What you will do
Restate the entries below verbatim.

++++++++

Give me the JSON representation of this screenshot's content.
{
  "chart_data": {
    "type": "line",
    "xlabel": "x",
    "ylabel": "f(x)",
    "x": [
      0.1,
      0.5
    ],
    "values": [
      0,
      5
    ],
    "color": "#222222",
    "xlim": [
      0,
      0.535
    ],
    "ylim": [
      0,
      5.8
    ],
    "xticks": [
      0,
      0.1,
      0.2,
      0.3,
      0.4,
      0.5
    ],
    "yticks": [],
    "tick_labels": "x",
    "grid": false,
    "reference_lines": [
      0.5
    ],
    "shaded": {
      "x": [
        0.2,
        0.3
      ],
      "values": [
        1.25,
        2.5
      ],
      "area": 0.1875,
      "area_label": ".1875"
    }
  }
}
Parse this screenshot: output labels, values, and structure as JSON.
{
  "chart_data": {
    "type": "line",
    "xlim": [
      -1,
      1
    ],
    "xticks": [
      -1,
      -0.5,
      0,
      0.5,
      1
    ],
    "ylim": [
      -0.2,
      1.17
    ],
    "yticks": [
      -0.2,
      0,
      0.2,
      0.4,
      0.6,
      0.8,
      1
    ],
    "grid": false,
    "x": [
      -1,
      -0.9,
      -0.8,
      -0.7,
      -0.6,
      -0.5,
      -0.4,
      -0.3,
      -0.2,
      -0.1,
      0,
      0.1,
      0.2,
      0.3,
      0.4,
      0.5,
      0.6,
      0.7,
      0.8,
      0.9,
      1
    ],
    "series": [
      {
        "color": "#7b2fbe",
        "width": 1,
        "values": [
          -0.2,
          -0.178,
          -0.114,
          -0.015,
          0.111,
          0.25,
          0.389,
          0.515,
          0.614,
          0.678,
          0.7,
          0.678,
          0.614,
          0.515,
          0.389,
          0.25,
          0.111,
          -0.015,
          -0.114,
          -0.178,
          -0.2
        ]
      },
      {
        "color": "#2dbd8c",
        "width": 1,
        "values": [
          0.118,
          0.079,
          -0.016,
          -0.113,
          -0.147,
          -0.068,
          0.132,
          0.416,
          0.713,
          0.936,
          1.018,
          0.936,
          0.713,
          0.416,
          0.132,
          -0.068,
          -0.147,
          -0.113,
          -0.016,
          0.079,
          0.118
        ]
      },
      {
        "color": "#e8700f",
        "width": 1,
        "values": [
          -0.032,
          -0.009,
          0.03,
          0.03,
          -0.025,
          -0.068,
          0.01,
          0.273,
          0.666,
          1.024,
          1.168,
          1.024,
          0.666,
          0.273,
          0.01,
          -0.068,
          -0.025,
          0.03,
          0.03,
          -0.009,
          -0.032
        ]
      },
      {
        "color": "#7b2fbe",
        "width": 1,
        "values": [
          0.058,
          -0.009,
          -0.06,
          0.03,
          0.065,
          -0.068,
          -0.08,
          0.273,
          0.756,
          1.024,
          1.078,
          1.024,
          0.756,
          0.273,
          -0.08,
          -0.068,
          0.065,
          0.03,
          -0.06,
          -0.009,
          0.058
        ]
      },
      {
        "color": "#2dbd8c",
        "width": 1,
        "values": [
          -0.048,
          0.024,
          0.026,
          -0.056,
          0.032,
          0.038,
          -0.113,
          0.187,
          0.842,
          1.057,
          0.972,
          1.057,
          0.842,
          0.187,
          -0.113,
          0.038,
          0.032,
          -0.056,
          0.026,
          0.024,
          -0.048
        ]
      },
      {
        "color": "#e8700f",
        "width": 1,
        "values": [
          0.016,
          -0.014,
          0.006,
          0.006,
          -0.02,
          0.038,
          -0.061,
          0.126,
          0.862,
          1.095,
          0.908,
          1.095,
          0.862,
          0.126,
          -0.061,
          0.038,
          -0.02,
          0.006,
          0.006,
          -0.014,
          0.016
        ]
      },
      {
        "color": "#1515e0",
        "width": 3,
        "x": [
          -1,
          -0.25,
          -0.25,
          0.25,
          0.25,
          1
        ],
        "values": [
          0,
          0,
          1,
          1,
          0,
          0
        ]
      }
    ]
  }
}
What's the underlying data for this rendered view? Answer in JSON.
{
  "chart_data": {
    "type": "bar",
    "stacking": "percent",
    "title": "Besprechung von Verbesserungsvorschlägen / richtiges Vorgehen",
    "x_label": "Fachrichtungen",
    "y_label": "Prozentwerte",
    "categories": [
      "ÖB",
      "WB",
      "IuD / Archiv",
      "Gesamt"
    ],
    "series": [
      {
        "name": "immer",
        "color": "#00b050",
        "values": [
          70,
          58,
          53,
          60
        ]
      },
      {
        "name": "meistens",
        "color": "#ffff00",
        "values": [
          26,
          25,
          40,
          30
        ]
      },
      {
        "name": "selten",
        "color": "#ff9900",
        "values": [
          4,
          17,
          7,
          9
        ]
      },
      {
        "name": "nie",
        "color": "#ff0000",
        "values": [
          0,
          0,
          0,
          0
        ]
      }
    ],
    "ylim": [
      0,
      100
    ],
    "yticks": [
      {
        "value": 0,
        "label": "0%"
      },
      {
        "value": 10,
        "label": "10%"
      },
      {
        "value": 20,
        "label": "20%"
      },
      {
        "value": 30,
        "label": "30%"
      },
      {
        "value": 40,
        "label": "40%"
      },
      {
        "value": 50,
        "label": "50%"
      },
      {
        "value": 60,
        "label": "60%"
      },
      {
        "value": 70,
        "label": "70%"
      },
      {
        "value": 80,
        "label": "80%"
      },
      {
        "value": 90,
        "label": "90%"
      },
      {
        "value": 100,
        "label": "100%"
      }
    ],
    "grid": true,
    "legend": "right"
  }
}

++++++++

Answer to this exercise
Give me the JSON representation of this screenshot's content.
{
  "chart_data": {
    "type": "line",
    "xlabel": "x",
    "ylabel": "f(x)",
    "x": [
      0.1,
      0.5
    ],
    "values": [
      0,
      5
    ],
    "color": "#222222",
    "xlim": [
      0,
      0.535
    ],
    "ylim": [
      0,
      5.8
    ],
    "xticks": [
      0,
      0.1,
      0.2,
      0.3,
      0.4,
      0.5
    ],
    "yticks": [],
    "tick_labels": "x",
    "grid": false,
    "reference_lines": [
      0.5
    ],
    "shaded": {
      "x": [
        0.2,
        0.3
      ],
      "values": [
        1.25,
        2.5
      ],
      "area": 0.1875,
      "area_label": ".1875"
    }
  }
}
Parse this screenshot: output labels, values, and structure as JSON.
{
  "chart_data": {
    "type": "line",
    "xlim": [
      -1,
      1
    ],
    "xticks": [
      -1,
      -0.5,
      0,
      0.5,
      1
    ],
    "ylim": [
      -0.2,
      1.17
    ],
    "yticks": [
      -0.2,
      0,
      0.2,
      0.4,
      0.6,
      0.8,
      1
    ],
    "grid": false,
    "x": [
      -1,
      -0.9,
      -0.8,
      -0.7,
      -0.6,
      -0.5,
      -0.4,
      -0.3,
      -0.2,
      -0.1,
      0,
      0.1,
      0.2,
      0.3,
      0.4,
      0.5,
      0.6,
      0.7,
      0.8,
      0.9,
      1
    ],
    "series": [
      {
        "color": "#7b2fbe",
        "width": 1,
        "values": [
          -0.2,
          -0.178,
          -0.114,
          -0.015,
          0.111,
          0.25,
          0.389,
          0.515,
          0.614,
          0.678,
          0.7,
          0.678,
          0.614,
          0.515,
          0.389,
          0.25,
          0.111,
          -0.015,
          -0.114,
          -0.178,
          -0.2
        ]
      },
      {
        "color": "#2dbd8c",
        "width": 1,
        "values": [
          0.118,
          0.079,
          -0.016,
          -0.113,
          -0.147,
          -0.068,
          0.132,
          0.416,
          0.713,
          0.936,
          1.018,
          0.936,
          0.713,
          0.416,
          0.132,
          -0.068,
          -0.147,
          -0.113,
          -0.016,
          0.079,
          0.118
        ]
      },
      {
        "color": "#e8700f",
        "width": 1,
        "values": [
          -0.032,
          -0.009,
          0.03,
          0.03,
          -0.025,
          -0.068,
          0.01,
          0.273,
          0.666,
          1.024,
          1.168,
          1.024,
          0.666,
          0.273,
          0.01,
          -0.068,
          -0.025,
          0.03,
          0.03,
          -0.009,
          -0.032
        ]
      },
      {
        "color": "#7b2fbe",
        "width": 1,
        "values": [
          0.058,
          -0.009,
          -0.06,
          0.03,
          0.065,
          -0.068,
          -0.08,
          0.273,
          0.756,
          1.024,
          1.078,
          1.024,
          0.756,
          0.273,
          -0.08,
          -0.068,
          0.065,
          0.03,
          -0.06,
          -0.009,
          0.058
        ]
      },
      {
        "color": "#2dbd8c",
        "width": 1,
        "values": [
          -0.048,
          0.024,
          0.026,
          -0.056,
          0.032,
          0.038,
          -0.113,
          0.187,
          0.842,
          1.057,
          0.972,
          1.057,
          0.842,
          0.187,
          -0.113,
          0.038,
          0.032,
          -0.056,
          0.026,
          0.024,
          -0.048
        ]
      },
      {
        "color": "#e8700f",
        "width": 1,
        "values": [
          0.016,
          -0.014,
          0.006,
          0.006,
          -0.02,
          0.038,
          -0.061,
          0.126,
          0.862,
          1.095,
          0.908,
          1.095,
          0.862,
          0.126,
          -0.061,
          0.038,
          -0.02,
          0.006,
          0.006,
          -0.014,
          0.016
        ]
      },
      {
        "color": "#1515e0",
        "width": 3,
        "x": [
          -1,
          -0.25,
          -0.25,
          0.25,
          0.25,
          1
        ],
        "values": [
          0,
          0,
          1,
          1,
          0,
          0
        ]
      }
    ]
  }
}
What's the underlying data for this rendered view? Answer in JSON.
{
  "chart_data": {
    "type": "bar",
    "stacking": "percent",
    "title": "Besprechung von Verbesserungsvorschlägen / richtiges Vorgehen",
    "x_label": "Fachrichtungen",
    "y_label": "Prozentwerte",
    "categories": [
      "ÖB",
      "WB",
      "IuD / Archiv",
      "Gesamt"
    ],
    "series": [
      {
        "name": "immer",
        "color": "#00b050",
        "values": [
          70,
          58,
          53,
          60
        ]
      },
      {
        "name": "meistens",
        "color": "#ffff00",
        "values": [
          26,
          25,
          40,
          30
        ]
      },
      {
        "name": "selten",
        "color": "#ff9900",
        "values": [
          4,
          17,
          7,
          9
        ]
      },
      {
        "name": "nie",
        "color": "#ff0000",
        "values": [
          0,
          0,
          0,
          0
        ]
      }
    ],
    "ylim": [
      0,
      100
    ],
    "yticks": [
      {
        "value": 0,
        "label": "0%"
      },
      {
        "value": 10,
        "label": "10%"
      },
      {
        "value": 20,
        "label": "20%"
      },
      {
        "value": 30,
        "label": "30%"
      },
      {
        "value": 40,
        "label": "40%"
      },
      {
        "value": 50,
        "label": "50%"
      },
      {
        "value": 60,
        "label": "60%"
      },
      {
        "value": 70,
        "label": "70%"
      },
      {
        "value": 80,
        "label": "80%"
      },
      {
        "value": 90,
        "label": "90%"
      },
      {
        "value": 100,
        "label": "100%"
      }
    ],
    "grid": true,
    "legend": "right"
  }
}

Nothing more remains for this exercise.